STATED GOAL: Identify the lines that contain the string "header" and report only how many there are.

MATERIAL PROVIDED:

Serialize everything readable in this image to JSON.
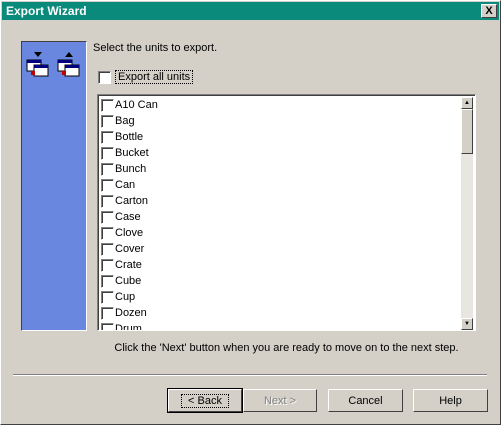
{
  "window": {
    "title": "Export Wizard",
    "close_label": "X"
  },
  "page": {
    "instruction": "Select the units to export.",
    "export_all_label": "Export all units",
    "hint": "Click the 'Next' button when you are ready to move on to the next step."
  },
  "units": [
    "A10 Can",
    "Bag",
    "Bottle",
    "Bucket",
    "Bunch",
    "Can",
    "Carton",
    "Case",
    "Clove",
    "Cover",
    "Crate",
    "Cube",
    "Cup",
    "Dozen",
    "Drum"
  ],
  "buttons": {
    "back": "< Back",
    "next": "Next >",
    "cancel": "Cancel",
    "help": "Help"
  },
  "colors": {
    "titlebar": "#0a8a7a",
    "side_panel": "#6a87e0",
    "dialog_bg": "#d4d0c8"
  },
  "icons": {
    "wizard": "export-files-icon"
  }
}
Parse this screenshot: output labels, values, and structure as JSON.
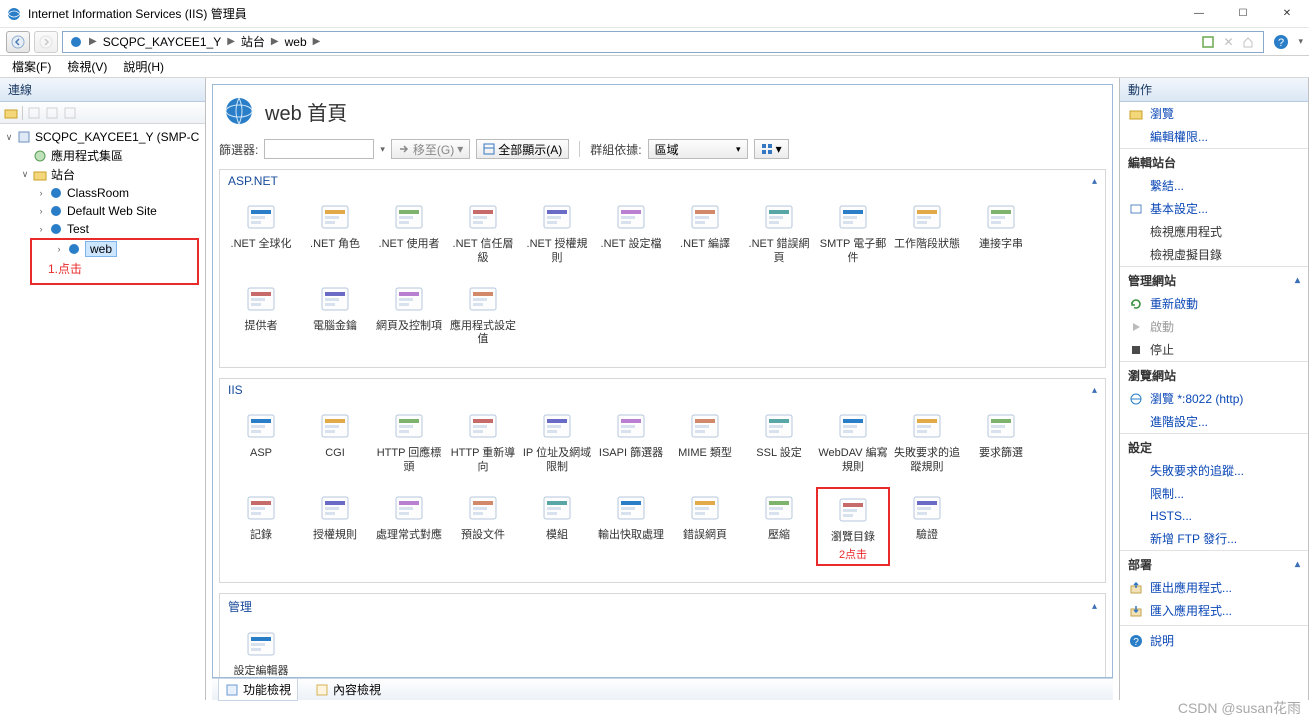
{
  "window": {
    "title": "Internet Information Services (IIS) 管理員",
    "min": "—",
    "max": "☐",
    "close": "✕"
  },
  "nav": {
    "back": "←",
    "fwd": "→"
  },
  "breadcrumb": {
    "root": "SCQPC_KAYCEE1_Y",
    "lvl1": "站台",
    "lvl2": "web"
  },
  "menu": {
    "file": "檔案(F)",
    "view": "檢視(V)",
    "help": "說明(H)"
  },
  "left": {
    "header": "連線",
    "nodes": {
      "server": "SCQPC_KAYCEE1_Y (SMP-C",
      "apppools": "應用程式集區",
      "sites": "站台",
      "site1": "ClassRoom",
      "site2": "Default Web Site",
      "site3": "Test",
      "site4": "web"
    },
    "annotation": "1.点击"
  },
  "center": {
    "title": "web 首頁",
    "filter_label": "篩選器:",
    "goto": "移至(G)",
    "showall": "全部顯示(A)",
    "groupby_label": "群組依據:",
    "groupby_value": "區域",
    "groups": {
      "aspnet": {
        "header": "ASP.NET",
        "items": [
          ".NET 全球化",
          ".NET 角色",
          ".NET 使用者",
          ".NET 信任層級",
          ".NET 授權規則",
          ".NET 設定檔",
          ".NET 編譯",
          ".NET 錯誤網頁",
          "SMTP 電子郵件",
          "工作階段狀態",
          "連接字串",
          "提供者",
          "電腦金鑰",
          "網頁及控制項",
          "應用程式設定值"
        ]
      },
      "iis": {
        "header": "IIS",
        "items": [
          "ASP",
          "CGI",
          "HTTP 回應標頭",
          "HTTP 重新導向",
          "IP 位址及網域限制",
          "ISAPI 篩選器",
          "MIME 類型",
          "SSL 設定",
          "WebDAV 編寫規則",
          "失敗要求的追蹤規則",
          "要求篩選",
          "記錄",
          "授權規則",
          "處理常式對應",
          "預設文件",
          "模組",
          "輸出快取處理",
          "錯誤網頁",
          "壓縮",
          "瀏覽目錄",
          "驗證"
        ],
        "annotation": "2点击",
        "annot_index": 19
      },
      "mgmt": {
        "header": "管理",
        "items": [
          "設定編輯器"
        ]
      }
    },
    "tabs": {
      "features": "功能檢視",
      "content": "內容檢視"
    }
  },
  "right": {
    "header": "動作",
    "explore": "瀏覽",
    "edit_perm": "編輯權限...",
    "sec_edit_site": "編輯站台",
    "bindings": "繫結...",
    "basic": "基本設定...",
    "view_apps": "檢視應用程式",
    "view_vdir": "檢視虛擬目錄",
    "sec_manage": "管理網站",
    "restart": "重新啟動",
    "start": "啟動",
    "stop": "停止",
    "sec_browse": "瀏覽網站",
    "browse_url": "瀏覽 *:8022 (http)",
    "advanced": "進階設定...",
    "sec_config": "設定",
    "failed_trace": "失敗要求的追蹤...",
    "limits": "限制...",
    "hsts": "HSTS...",
    "add_ftp": "新增 FTP 發行...",
    "sec_deploy": "部署",
    "export_app": "匯出應用程式...",
    "import_app": "匯入應用程式...",
    "help": "說明"
  },
  "watermark": "CSDN @susan花雨"
}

FINISHED TASK: 5